### What the exercise asks:
Sort through the entries below and pull out lines containing the word "Windows".

[Stored entries]
========

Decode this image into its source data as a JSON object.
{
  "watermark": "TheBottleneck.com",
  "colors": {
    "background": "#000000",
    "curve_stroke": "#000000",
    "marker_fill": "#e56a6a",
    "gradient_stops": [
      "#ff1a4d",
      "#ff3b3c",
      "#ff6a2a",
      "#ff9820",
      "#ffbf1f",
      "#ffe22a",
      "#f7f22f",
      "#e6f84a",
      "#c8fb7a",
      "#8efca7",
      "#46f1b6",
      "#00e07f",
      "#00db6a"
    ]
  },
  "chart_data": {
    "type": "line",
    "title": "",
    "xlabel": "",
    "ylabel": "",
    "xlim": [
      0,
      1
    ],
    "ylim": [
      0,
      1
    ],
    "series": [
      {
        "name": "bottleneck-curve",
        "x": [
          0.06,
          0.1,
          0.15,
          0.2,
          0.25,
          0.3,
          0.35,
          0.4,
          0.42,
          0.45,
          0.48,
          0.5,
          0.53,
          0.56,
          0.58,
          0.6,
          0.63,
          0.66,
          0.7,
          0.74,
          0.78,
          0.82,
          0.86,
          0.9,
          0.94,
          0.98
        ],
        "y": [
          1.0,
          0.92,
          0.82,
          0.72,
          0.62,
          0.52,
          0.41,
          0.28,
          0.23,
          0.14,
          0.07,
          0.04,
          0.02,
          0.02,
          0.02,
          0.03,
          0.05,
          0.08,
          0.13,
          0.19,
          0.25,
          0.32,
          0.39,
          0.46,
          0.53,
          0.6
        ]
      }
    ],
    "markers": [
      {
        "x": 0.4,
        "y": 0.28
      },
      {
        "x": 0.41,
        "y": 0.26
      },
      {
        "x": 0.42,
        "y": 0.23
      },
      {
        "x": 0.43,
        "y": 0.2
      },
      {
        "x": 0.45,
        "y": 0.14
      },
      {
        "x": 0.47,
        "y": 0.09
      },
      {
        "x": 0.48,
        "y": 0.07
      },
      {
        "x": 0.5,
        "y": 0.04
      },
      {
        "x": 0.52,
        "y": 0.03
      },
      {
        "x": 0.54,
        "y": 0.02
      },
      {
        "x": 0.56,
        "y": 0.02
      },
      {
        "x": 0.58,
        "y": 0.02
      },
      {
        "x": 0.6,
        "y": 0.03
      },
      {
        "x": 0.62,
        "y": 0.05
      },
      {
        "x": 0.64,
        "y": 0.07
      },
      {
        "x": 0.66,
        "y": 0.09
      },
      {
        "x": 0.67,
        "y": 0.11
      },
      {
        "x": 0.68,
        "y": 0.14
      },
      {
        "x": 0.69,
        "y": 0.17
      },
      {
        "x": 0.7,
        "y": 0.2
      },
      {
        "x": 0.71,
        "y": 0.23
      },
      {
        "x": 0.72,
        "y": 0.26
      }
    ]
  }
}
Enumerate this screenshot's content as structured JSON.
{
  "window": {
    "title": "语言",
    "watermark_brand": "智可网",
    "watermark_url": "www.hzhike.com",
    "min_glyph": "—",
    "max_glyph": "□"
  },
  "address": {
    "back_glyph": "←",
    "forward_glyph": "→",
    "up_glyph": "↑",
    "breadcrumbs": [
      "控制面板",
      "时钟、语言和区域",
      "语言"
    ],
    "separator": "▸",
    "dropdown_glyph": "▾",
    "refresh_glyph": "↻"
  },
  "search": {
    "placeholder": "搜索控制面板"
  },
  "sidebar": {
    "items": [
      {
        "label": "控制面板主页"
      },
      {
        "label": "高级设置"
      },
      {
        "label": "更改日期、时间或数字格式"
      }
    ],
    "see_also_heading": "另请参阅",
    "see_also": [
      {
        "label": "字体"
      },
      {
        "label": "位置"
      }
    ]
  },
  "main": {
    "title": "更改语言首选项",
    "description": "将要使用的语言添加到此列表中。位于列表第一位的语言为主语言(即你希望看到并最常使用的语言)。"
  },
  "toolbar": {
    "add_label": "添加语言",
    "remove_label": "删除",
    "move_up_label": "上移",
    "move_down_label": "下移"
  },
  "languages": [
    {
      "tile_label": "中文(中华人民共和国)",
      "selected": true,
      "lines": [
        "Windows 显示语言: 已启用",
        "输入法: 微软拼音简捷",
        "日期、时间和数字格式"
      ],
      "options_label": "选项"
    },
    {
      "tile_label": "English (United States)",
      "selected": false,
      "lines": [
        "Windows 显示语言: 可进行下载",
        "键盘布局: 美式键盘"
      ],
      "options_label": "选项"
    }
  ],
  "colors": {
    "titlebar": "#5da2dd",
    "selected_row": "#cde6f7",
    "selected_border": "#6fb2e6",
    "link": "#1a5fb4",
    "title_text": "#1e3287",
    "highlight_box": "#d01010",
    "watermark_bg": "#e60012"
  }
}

========

### Exercise output:
        "Windows 显示语言: 已启用",
        "Windows 显示语言: 可进行下载",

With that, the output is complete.